### [Provided passage]
━━━━━━━━━━━━━━━━━━━━

I’m going to talk full speed, which is where you at home
have a distinct advantage, as when it comes to dealing with
unintelligible lectures, there’s nothing like a fast forward
button on the remote control. Of course it also means that if
you would like to repeat something so you can catch the
subtleties you can always fast rewind and have an instant
replay. Now those watching the video can always pause and have
a coffee, but you can’t so let me just say get as
comfortable as you can, it will all be over in a couple of
hours, and if I go so fast that you lose track you can always
join them and watch it on the video.
Having
started, it seemed that the Logic of Islam was really the
wrong question, because logic is really only the tip of the
iceberg of what my friends 3wanted to know, as for many,
it’s what they see as making the difference between me and
them. You see logic is not something that most muslims
associate with Islam. The foundation of their association with
Islam is faith. They were muslims before they were old enough
to have much logic. But what happens to a muslim who has grown
up, and finds that faith is not so simple any more. And how
does he cope if he finds that his faith has flown out of the
window? What the muslims ask all the time is “Why did you do
it?” “Why did you become muslim>?” “What made you
become muslim?” What on earth made you decide to become
muslim?” I find it really odd that so many muslims keep
asking me why I became muslim, as though if they were in the
same situation themselves, they’re not too sure they would
have made the same choice! It doesn’t seem like they think
of what they’ve got as good tidings.
a
healing for what is in the breasts, and a guidance, and a
mercy to the believers. (10.57)
Now
there’s a thing. And who can they talk to about it with any
sort of shared understanding? Who indeed! But then how many of
us have got anyone we can talk to when it comes to things like
fear of death, or a guilty conscience, let alone a crisis of
faith. Here they are surrounded by spiritual strangers with
not much language in common so can’t really say anything
much except “How are you today? Well thank-you, etcetera.
Yet not every muslim is just here for a visit. Some of them
even manage to make friends. Human beings tend to. But
there’s still a barrier that’s hard to cross.
O
mankind, We have created you male and female, and appointed
you races and tribes, that you may know one another. (49.13)
Going
back to the beginning of the lecture, if I were to pose the
question “How many of you have ever been to any kind of
Christmas pantomime?” I could more or less guarantee that
almost all of the non-muslims would say yes, and have
recognised the style of my entrance as something that goes
along with “Oh no he didn’t – Oh yes he did” and
“He’s behind you”. It’s part of our local ongoing folk
traditions. I can also guarantee that almost all of the
muslims would be sitting on their hands. You see there’s
more to communication than a small vocabulary. I talk
completely different languages to my western friends and my
muslim friends, though they both might pass for English to the
casual observer. The first thirty odd years of my life were
spent in Britain, not Cairo or Penang or Lahore, and when I
talk to my friends the meaning of the words I use depends on
all sorts of associations which come from our shared
experience. The name of a book or a movie can convey an idea
that might take ages to explain. Politics, paintings, TV
personalities, all contribute to our shared understandings, so
it’s always easier for me to talk to Westerners, even about
Islam, that to people who come from out of the Islamic
cultural tradition itself. Especially when I often feel that
what they are calling Islam is in fact more a case of
tradition and culture than Islam, but more of that later.

━━━━━━━━━━━━━━━━━━━━

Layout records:
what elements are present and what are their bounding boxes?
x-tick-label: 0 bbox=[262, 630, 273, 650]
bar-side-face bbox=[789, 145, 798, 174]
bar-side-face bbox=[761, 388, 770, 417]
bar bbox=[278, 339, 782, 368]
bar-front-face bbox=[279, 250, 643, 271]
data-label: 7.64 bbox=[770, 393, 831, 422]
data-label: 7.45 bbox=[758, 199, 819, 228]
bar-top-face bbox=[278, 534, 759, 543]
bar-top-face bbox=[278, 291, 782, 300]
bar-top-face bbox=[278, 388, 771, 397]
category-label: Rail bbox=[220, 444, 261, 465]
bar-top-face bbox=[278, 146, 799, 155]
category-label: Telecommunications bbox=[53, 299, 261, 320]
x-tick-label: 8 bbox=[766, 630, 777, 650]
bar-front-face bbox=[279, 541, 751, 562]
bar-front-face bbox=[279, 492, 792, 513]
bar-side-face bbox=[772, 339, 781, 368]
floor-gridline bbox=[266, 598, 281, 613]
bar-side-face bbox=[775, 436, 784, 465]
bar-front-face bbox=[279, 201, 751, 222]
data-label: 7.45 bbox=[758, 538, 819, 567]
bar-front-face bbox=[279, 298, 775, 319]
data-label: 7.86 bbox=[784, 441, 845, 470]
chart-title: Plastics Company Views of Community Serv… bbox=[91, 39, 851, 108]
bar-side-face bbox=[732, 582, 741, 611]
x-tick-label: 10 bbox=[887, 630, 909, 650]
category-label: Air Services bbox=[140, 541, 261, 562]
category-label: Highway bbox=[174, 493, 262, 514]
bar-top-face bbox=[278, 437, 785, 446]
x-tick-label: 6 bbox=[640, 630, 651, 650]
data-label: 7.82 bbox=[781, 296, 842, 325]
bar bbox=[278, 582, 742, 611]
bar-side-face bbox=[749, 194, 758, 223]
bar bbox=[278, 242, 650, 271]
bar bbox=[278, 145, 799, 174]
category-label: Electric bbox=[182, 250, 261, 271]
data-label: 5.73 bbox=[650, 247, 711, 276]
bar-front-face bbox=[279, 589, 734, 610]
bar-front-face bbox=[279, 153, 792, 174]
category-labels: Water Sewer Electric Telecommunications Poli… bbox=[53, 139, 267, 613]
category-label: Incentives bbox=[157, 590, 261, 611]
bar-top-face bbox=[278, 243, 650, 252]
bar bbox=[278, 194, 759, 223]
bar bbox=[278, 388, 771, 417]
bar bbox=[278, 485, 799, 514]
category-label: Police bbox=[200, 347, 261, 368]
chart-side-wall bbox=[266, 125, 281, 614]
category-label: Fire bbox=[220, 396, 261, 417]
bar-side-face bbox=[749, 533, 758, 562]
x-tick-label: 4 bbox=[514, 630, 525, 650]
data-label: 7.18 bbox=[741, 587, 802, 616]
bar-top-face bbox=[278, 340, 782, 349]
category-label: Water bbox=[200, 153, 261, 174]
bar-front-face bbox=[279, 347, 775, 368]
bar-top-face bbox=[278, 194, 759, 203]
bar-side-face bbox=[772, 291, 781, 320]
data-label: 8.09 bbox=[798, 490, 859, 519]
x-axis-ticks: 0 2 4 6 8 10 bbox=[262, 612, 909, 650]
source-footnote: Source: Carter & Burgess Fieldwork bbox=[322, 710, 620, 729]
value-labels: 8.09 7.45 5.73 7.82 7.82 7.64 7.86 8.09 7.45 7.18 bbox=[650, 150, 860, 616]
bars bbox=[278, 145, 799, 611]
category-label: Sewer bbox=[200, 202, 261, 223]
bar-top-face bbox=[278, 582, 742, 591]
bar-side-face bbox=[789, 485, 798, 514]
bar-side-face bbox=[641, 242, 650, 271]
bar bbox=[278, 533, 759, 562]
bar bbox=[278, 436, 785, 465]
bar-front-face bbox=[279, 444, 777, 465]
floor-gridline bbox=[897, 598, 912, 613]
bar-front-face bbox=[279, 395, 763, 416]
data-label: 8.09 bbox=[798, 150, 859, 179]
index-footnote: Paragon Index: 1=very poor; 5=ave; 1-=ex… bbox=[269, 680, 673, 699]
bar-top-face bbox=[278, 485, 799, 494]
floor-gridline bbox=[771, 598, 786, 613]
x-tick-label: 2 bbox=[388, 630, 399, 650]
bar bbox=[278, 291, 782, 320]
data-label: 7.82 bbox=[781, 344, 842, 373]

━━━━━━━━━━━━━━━━━━━━

Rewrite the part of the lecture excerpt that starts with the words "I’m going to" and ends with "on the video.", substituting "cup of tea" for "coffee".

I’m going to talk full speed, which is where you at home
have a distinct advantage, as when it comes to dealing with
unintelligible lectures, there’s nothing like a fast forward
button on the remote control. Of course it also means that if
you would like to repeat something so you can catch the
subtleties you can always fast rewind and have an instant
replay. Now those watching the video can always pause and have
a cup of tea, but you can’t so let me just say get as
comfortable as you can, it will all be over in a couple of
hours, and if I go so fast that you lose track you can always
join them and watch it on the video.